--- Halaman ---
§
Total Tayangan Halaman

Rabu, 06 Juli 2011

Kisah Teladan Muslimah

♥ Fathimah Binti Abdul Malik Bin Marwan. ♥ Ia sangat cantik, lembut dan
memiliki wawasan, agama
yang sangat bagus dan sifat
wara’ yang belum dimiliki oleh wanita Bani Umayyah saat itu.
Ia adalah seorang wanita
fashih dan sastrawati hebat di
zamannya. Ia menikah dengan seorang
pemuda yang bernama Umar
Bin Abdul Aziz al-Amawi
sebelum ia memegang tampuk
pemerintahan.
Umar, suaminya itu mencukupinya dengan
hartanya dan memberikan
kepuasan dengan
pendapatannya, namun ia
sendiri juga memiliki harta
yang cukup banyak. Keduanya hidup dalam
kesenangan dan kemewahan,
namun ketika tampuk
pemerintahan diserahkan
kepadanya, ia merasa bahwa
beban itu terlalu berat tidak sanggup dipikul oleh bahunya.
Diantara kata-kata yang
diucapkannya kepada
Fathimah: “Jika kamu ingin tetap bersama saya, maka
kembalikan semua harta,
perhiasan dan permata yang
ada padamu ke Baitulmal
kaum muslimin, karena itu
semua milik mereka. Jika kamu tidak setuju dengan
permintaaanku itu, saya dan
kamu tidak akan pernah lagi
bersama-sama dalam satu
rumah”. Rumah tangga Umar bin Abdil
Aziz dan istrinya berlangsung
di rumah ayah Fathimah yang
hidup dalam kenikmatan.
Tiada seorang pun perempuan
di dunia masa itu yang mempunyai kehidupan yang
lebih dibandingkan Fathimah.
Andaikan dia mau
meneruskan gaya hidupnya di
rumah suaminya maka tentu
bejananya setiap hari dan setiap saat makan akan penuh
dengan makanan yang paling
enak, paling langka, dan paling
mahal. Bila ingin menikmati
segala macam kenikmatan
yang dikenali manusia, niscaya beliau akan mampu
melakukannya. ” Syaikh Muhibbuddin kemudian
mengatakan,
“Yang saya sampaikan berikut bukanlah omong kosong kalau
sesungguhnya kehidupan
megah dan mewah sangat
mungkin akan merugikan
kesehatan orang-orang kaya,
sementara orang-orang sederhana bisa menikmati
kesehatan. Kehidupan yang
megah bisa menyebabkan
seseorang mendapatkan rasa
dengki, hasad, dan kebencian
orang-orang miskin. Ditambah lagi, bagaimana pun cerianya
kehidupan (yang mewah)
§
--- Soal Latihan ---
[a] Tuliskan kembali kisah Fathimah persis seperti aslinya, seluruhnya mulai dari "Kisah Teladan Muslimah" turun hingga "Umayyah saat itu.".
[b] Jawablah berdasarkan kisah Fathimah:
(i) Siapa nama pemuda yang dinikahi Fathimah?
(ii) Ke mana Umar meminta Fathimah mengembalikan harta, perhiasan, dan permatanya?
(iii) Di rumah siapa rumah tangga Umar dan istrinya berlangsung?
Materi berikut berdiri sendiri dan tidak berkaitan dengan kisah Fathimah.
§
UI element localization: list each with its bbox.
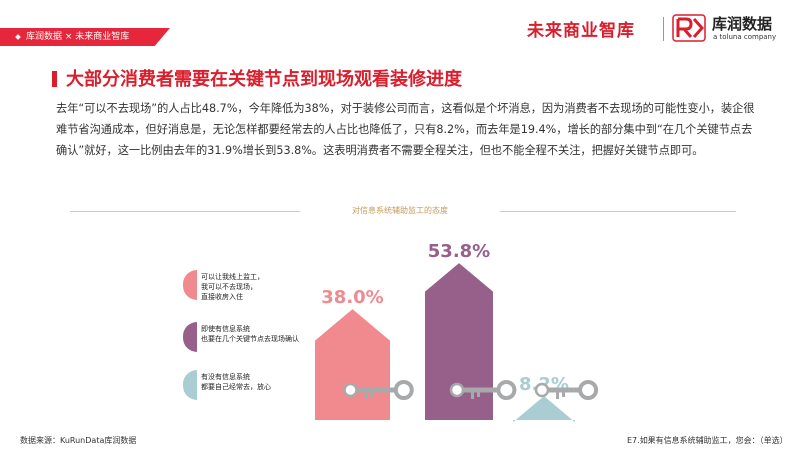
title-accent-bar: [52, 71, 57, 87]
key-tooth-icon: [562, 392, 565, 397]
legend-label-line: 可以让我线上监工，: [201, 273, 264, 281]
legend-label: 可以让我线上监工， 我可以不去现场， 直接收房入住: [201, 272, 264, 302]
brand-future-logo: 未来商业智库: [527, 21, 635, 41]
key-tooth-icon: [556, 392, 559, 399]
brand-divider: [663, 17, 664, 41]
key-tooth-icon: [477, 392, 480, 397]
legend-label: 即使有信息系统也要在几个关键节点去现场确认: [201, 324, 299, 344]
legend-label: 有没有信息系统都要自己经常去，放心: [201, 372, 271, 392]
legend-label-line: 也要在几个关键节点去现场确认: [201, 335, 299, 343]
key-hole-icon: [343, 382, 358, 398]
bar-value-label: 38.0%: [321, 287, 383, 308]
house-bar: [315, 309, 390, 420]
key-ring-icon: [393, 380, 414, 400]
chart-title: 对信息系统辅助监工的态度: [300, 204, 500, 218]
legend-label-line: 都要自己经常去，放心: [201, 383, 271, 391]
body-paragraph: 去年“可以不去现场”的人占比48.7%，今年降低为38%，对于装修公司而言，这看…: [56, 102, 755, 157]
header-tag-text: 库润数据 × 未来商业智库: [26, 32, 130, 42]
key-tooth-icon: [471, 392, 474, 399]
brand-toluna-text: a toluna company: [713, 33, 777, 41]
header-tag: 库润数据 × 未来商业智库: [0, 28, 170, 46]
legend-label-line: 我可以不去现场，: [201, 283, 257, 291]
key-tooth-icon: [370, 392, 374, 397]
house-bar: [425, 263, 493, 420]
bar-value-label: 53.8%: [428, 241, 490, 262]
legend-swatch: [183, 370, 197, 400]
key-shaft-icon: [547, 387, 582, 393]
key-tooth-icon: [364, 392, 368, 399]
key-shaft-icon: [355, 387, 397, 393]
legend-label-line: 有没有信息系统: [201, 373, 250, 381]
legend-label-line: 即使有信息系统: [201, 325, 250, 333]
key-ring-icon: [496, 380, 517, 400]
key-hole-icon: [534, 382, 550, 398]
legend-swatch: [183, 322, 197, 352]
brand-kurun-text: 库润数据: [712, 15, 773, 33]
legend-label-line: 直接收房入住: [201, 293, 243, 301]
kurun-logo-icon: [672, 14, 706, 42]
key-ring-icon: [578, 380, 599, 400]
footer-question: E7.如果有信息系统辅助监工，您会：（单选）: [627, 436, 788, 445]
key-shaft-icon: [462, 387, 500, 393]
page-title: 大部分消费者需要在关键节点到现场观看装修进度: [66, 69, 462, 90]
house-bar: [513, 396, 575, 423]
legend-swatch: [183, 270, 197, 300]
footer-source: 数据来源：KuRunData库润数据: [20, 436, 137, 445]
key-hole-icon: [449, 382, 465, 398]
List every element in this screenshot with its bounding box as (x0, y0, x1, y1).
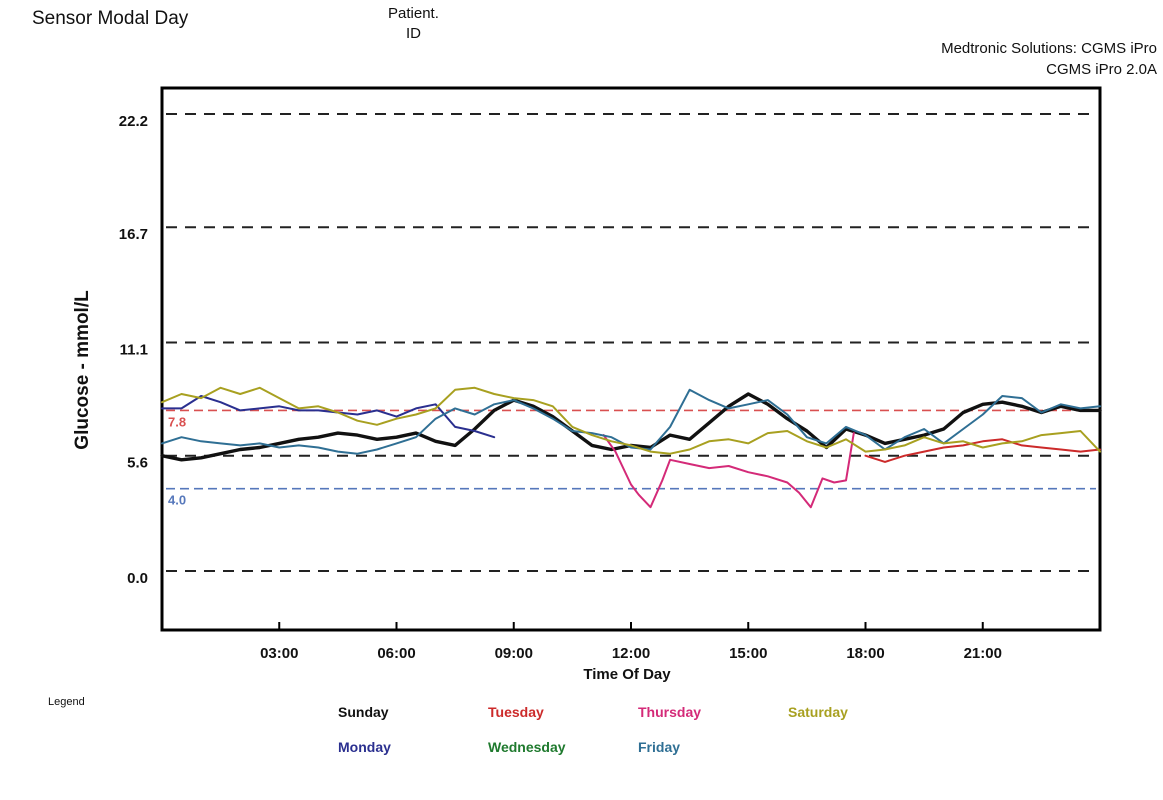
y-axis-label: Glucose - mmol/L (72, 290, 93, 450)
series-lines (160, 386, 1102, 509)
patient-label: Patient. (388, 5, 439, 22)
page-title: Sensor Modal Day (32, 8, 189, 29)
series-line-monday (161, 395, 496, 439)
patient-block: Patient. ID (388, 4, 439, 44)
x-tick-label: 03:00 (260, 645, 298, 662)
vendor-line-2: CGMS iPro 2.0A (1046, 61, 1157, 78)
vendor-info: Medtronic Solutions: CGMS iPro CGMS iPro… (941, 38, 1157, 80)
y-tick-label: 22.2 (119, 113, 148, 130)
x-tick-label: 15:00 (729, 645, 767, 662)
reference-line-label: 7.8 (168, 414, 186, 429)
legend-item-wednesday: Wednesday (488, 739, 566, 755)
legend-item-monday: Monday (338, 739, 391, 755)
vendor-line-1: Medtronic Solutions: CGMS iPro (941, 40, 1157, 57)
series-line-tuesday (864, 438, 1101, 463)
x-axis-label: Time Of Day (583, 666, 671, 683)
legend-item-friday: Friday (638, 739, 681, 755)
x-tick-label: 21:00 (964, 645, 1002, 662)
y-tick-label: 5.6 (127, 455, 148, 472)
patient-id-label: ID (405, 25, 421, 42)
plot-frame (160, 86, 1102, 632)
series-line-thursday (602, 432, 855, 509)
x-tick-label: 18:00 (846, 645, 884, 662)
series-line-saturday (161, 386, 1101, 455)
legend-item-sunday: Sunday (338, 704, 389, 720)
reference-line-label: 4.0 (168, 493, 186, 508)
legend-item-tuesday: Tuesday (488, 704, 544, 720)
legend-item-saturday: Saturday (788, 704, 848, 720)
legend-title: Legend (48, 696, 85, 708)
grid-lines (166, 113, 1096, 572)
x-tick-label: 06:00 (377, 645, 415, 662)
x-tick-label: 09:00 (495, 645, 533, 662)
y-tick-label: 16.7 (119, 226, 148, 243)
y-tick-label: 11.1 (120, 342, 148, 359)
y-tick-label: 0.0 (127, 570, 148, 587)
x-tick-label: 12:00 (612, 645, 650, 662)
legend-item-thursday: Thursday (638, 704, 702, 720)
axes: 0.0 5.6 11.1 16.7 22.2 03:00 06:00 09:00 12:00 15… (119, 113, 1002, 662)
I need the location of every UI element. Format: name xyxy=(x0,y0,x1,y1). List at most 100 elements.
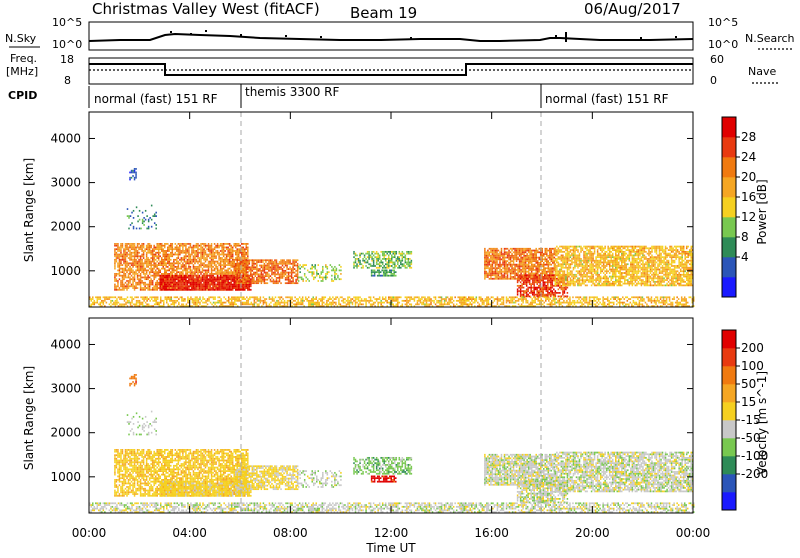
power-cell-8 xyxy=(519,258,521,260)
§
--- Jawaban Soal ---
[a]
Kisah Teladan Muslimah

♥ Fathimah Binti Abdul Malik Bin Marwan. ♥ Ia sangat cantik, lembut dan
memiliki wawasan, agama
yang sangat bagus dan sifat
wara’ yang belum dimiliki oleh wanita Bani Umayyah saat itu.

[b]
(i) Umar Bin Abdul Aziz al-Amawi.
(ii) Ke Baitulmal kaum muslimin.
(iii) Di rumah ayah Fathimah.